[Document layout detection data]
□ □ □
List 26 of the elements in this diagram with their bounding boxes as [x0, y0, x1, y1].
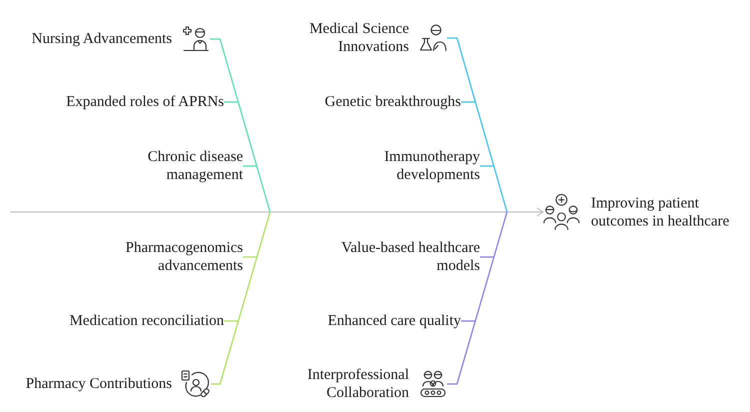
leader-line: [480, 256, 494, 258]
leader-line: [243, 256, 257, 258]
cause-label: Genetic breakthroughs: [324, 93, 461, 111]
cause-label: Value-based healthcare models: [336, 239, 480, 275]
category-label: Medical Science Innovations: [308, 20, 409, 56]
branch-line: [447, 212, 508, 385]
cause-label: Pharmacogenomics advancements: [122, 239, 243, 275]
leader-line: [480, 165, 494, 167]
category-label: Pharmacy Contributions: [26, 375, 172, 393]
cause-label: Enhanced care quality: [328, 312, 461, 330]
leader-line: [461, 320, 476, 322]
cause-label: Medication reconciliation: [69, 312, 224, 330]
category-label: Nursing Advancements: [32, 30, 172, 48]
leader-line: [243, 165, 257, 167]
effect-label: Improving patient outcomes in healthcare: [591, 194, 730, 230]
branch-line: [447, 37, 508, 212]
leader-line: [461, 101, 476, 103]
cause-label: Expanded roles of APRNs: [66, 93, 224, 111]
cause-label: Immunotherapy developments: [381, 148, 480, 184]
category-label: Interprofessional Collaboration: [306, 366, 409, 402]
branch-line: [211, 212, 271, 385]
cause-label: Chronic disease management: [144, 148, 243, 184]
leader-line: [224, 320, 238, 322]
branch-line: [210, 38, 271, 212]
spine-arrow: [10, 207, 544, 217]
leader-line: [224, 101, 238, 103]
□ □ □
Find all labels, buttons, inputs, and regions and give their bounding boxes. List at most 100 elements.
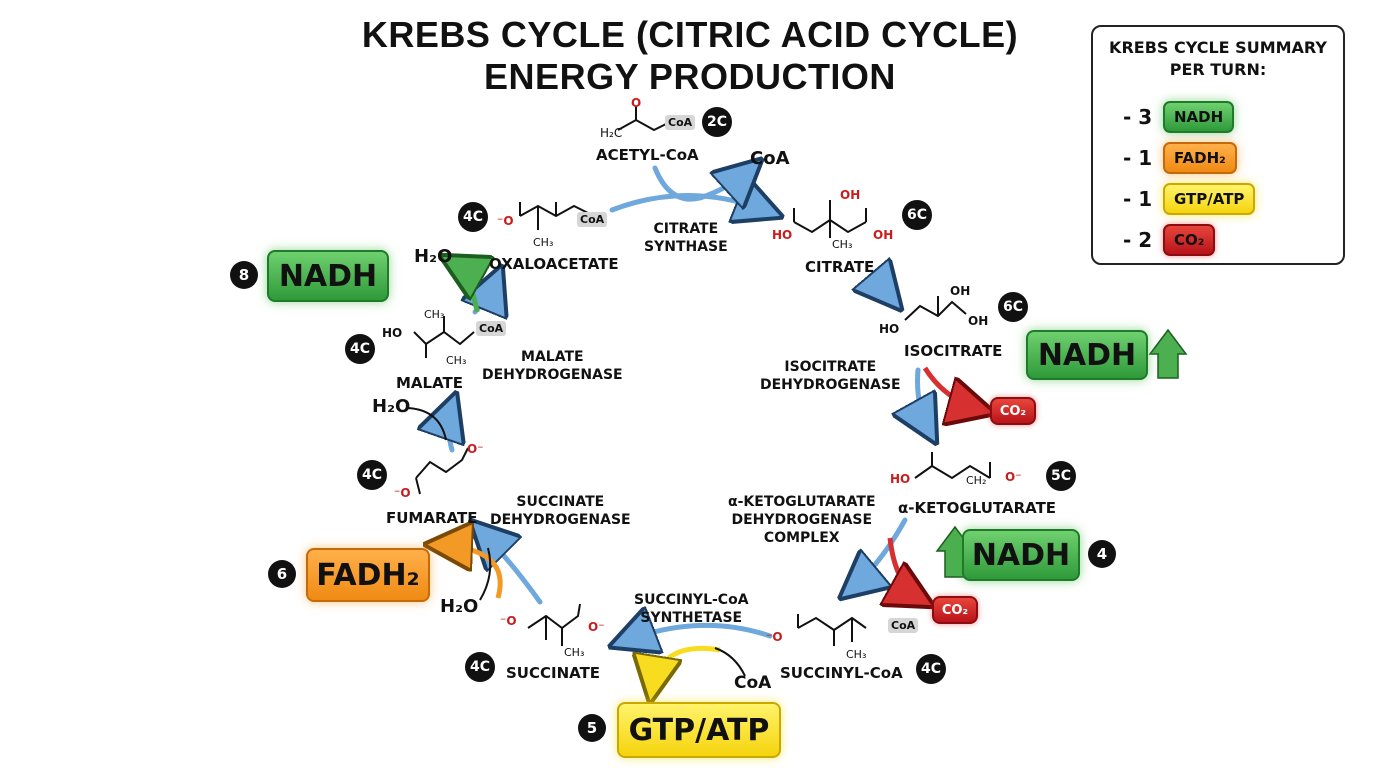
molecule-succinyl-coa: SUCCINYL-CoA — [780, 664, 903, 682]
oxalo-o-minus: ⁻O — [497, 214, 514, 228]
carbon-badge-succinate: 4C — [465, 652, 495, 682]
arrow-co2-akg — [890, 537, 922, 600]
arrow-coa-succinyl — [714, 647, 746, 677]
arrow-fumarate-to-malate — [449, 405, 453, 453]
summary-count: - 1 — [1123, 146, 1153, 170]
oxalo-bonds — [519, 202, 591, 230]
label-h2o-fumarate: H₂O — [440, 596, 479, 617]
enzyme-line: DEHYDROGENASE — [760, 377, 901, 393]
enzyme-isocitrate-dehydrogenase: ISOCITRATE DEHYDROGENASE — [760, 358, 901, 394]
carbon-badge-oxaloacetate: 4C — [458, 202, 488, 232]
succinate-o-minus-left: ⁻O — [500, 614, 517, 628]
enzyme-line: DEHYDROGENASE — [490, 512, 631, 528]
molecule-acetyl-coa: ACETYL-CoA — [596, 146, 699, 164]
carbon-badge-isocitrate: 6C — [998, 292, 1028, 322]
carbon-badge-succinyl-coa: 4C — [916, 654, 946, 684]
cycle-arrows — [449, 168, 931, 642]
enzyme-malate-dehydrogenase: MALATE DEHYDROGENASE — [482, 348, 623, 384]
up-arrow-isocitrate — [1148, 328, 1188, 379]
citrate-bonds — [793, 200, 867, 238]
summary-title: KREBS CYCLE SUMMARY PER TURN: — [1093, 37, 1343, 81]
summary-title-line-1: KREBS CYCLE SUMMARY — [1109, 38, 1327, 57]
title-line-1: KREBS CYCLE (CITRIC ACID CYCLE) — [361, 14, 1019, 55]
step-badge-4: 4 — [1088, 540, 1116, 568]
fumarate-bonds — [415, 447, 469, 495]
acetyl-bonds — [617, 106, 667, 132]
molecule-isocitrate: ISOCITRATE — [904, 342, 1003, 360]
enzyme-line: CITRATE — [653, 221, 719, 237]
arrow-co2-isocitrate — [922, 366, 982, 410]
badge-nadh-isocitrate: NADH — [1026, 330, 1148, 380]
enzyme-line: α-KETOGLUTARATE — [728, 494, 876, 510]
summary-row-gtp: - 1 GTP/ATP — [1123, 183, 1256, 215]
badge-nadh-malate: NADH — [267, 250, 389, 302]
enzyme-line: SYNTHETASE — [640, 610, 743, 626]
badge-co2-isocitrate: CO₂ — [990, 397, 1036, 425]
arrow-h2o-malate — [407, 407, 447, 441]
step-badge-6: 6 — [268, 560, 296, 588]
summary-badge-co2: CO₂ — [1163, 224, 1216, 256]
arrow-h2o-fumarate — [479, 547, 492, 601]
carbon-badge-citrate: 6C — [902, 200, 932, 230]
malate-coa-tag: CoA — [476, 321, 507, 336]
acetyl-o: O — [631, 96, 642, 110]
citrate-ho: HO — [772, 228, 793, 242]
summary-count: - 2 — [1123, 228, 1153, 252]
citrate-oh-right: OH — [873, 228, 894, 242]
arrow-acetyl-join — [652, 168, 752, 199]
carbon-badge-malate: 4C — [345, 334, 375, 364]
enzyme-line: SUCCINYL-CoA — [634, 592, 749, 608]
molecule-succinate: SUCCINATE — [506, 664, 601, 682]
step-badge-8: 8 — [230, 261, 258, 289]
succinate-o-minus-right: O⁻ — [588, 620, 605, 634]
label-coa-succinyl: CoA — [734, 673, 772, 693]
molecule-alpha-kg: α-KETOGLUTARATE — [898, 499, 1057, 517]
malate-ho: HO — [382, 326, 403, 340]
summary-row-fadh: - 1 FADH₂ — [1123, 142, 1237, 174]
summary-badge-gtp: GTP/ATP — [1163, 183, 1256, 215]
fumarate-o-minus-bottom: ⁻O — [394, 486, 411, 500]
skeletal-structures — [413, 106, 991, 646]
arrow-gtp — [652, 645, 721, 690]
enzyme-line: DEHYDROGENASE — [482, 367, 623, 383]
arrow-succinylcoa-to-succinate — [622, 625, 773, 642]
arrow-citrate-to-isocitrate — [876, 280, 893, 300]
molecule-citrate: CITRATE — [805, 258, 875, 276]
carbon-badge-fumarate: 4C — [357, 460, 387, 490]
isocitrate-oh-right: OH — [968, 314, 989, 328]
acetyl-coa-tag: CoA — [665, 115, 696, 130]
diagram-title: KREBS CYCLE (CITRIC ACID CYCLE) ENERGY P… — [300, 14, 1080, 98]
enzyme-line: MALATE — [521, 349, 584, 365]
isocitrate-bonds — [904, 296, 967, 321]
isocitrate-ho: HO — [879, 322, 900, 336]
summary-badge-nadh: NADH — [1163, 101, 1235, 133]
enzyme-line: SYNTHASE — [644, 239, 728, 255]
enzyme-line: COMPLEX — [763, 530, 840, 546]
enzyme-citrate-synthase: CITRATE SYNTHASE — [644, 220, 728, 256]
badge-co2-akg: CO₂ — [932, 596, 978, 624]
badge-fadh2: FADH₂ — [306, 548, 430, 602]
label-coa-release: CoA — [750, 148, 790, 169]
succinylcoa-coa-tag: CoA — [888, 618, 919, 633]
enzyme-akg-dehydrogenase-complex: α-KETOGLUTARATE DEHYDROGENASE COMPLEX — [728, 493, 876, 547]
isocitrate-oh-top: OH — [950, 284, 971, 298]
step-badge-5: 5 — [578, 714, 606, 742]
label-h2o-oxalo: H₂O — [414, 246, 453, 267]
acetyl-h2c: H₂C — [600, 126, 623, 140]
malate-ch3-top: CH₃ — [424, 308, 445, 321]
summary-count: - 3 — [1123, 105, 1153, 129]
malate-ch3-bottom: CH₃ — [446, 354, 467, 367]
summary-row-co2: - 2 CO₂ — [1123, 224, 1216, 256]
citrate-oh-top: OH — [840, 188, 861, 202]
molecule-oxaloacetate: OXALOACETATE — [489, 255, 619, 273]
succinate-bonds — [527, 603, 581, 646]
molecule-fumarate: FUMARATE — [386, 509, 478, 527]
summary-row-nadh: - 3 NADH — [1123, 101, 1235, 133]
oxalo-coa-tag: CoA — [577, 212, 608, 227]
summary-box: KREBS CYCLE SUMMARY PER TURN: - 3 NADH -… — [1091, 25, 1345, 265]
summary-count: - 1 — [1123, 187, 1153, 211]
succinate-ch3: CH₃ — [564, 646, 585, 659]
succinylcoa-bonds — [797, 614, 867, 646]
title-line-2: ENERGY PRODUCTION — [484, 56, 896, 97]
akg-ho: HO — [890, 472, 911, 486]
□ □ □
What you will do ▸ Compute the number of lines in the entries above that hold the word "step"; the answer must contain nothing else.

Task output ▸ 4